++++ INPUT DATA

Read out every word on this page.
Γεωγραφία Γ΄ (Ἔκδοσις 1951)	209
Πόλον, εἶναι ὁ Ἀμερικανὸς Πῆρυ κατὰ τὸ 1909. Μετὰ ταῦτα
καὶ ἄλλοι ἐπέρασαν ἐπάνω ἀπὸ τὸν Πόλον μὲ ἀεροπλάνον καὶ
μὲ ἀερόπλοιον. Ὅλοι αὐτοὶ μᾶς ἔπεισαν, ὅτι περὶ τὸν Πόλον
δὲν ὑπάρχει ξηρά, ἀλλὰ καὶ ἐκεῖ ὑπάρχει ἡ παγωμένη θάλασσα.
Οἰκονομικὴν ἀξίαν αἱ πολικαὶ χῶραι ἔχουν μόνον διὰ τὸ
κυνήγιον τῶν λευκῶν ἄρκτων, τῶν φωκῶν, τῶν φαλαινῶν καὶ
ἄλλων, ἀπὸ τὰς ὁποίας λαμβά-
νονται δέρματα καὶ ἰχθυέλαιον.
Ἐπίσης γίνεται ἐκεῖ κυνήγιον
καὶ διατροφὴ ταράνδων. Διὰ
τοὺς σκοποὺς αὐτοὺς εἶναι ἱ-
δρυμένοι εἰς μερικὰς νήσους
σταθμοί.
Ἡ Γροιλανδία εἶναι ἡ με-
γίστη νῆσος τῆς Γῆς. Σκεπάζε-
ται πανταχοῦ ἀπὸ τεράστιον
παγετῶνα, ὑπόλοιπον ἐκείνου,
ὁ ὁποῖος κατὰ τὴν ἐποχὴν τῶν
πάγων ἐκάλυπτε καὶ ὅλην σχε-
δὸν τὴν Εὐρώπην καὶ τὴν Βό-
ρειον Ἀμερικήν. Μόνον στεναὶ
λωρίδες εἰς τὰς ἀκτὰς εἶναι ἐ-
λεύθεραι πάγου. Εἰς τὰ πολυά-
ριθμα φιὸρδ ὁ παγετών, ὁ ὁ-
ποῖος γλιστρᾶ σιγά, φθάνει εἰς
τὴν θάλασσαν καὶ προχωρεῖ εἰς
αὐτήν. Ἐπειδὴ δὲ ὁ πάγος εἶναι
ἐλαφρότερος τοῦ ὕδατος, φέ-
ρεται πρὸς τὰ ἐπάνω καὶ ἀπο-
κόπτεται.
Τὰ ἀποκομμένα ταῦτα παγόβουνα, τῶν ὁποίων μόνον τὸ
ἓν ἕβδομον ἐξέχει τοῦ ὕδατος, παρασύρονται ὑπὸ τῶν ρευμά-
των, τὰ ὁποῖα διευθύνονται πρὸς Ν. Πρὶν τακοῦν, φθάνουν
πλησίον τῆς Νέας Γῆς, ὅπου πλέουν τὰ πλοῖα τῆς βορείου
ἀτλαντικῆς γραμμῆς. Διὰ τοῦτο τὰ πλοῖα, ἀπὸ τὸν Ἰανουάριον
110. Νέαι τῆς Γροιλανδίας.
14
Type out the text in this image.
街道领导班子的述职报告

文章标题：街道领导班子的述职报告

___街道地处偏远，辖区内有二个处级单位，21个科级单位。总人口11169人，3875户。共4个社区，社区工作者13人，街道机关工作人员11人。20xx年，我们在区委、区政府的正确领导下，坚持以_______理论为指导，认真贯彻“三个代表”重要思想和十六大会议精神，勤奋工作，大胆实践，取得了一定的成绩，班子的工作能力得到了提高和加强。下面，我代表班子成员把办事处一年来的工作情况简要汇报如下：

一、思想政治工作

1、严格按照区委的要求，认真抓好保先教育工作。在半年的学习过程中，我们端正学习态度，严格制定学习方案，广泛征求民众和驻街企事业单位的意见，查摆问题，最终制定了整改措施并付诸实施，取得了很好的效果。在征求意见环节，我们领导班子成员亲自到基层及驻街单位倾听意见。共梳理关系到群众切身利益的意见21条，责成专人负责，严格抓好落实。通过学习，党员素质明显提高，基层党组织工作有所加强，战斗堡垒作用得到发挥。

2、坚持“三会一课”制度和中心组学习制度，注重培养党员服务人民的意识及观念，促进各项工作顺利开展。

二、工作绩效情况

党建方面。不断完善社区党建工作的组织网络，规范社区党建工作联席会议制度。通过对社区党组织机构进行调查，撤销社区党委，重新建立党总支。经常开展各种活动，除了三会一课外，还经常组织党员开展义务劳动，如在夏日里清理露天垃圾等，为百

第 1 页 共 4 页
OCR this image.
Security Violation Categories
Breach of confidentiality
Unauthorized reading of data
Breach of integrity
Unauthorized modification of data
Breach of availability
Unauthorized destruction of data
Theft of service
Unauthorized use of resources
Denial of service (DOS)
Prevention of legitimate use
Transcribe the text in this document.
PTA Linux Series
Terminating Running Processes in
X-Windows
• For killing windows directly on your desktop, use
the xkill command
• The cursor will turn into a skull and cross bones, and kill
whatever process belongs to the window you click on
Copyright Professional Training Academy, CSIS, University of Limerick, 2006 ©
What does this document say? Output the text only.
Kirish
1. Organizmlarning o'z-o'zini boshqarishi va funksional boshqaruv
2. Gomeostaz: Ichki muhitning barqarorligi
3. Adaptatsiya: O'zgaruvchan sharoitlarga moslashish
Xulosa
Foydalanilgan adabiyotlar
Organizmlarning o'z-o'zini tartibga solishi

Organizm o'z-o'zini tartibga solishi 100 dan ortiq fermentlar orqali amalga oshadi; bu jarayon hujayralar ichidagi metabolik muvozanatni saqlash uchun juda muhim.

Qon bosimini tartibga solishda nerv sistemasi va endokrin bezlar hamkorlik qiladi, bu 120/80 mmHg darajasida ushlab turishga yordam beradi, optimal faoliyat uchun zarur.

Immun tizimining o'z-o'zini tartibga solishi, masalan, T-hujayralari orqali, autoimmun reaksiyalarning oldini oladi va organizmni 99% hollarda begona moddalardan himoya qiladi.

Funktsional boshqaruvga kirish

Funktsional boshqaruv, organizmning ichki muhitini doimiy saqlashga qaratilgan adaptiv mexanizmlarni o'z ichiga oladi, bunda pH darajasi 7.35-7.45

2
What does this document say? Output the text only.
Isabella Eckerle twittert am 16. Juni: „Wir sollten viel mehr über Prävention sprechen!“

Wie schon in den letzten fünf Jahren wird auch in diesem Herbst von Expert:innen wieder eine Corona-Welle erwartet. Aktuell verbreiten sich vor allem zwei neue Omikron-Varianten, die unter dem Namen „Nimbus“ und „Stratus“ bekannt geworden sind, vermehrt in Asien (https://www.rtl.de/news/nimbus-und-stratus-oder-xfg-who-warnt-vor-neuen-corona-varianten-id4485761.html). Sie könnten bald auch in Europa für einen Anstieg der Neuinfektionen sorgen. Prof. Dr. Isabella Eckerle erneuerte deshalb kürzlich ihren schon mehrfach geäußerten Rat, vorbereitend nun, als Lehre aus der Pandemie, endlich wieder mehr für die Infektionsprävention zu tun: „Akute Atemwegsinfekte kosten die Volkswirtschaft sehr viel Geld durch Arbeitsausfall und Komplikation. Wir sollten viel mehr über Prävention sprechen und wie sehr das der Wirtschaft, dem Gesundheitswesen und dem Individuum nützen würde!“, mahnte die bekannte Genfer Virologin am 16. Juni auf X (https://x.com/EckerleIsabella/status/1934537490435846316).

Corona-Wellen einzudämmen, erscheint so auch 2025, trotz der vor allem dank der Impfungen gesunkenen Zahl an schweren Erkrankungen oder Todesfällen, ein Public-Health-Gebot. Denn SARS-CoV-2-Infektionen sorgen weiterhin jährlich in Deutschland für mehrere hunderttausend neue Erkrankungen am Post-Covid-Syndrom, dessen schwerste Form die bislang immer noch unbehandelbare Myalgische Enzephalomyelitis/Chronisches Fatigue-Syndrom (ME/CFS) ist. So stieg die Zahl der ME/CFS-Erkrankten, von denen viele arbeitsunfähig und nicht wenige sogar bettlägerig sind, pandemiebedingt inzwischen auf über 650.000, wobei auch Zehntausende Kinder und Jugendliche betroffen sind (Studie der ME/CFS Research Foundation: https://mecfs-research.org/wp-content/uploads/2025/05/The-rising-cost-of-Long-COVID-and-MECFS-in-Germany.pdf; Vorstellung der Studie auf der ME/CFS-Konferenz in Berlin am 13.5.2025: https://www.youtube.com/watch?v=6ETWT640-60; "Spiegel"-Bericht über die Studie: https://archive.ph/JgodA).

++++++++

» **PROBLEM DESCRIPTION**: Identify lines with the string "qiladi". Copy each one.

» **ANSWER TO THE PROBLEM**:
Qon bosimini tartibga solishda nerv sistemasi va endokrin bezlar hamkorlik qiladi, bu 120/80 mmHg darajasida ushlab turishga yordam beradi, optimal faoliyat uchun zarur.
Immun tizimining o'z-o'zini tartibga solishi, masalan, T-hujayralari orqali, autoimmun reaksiyalarning oldini oladi va organizmni 99% hollarda begona moddalardan himoya qiladi.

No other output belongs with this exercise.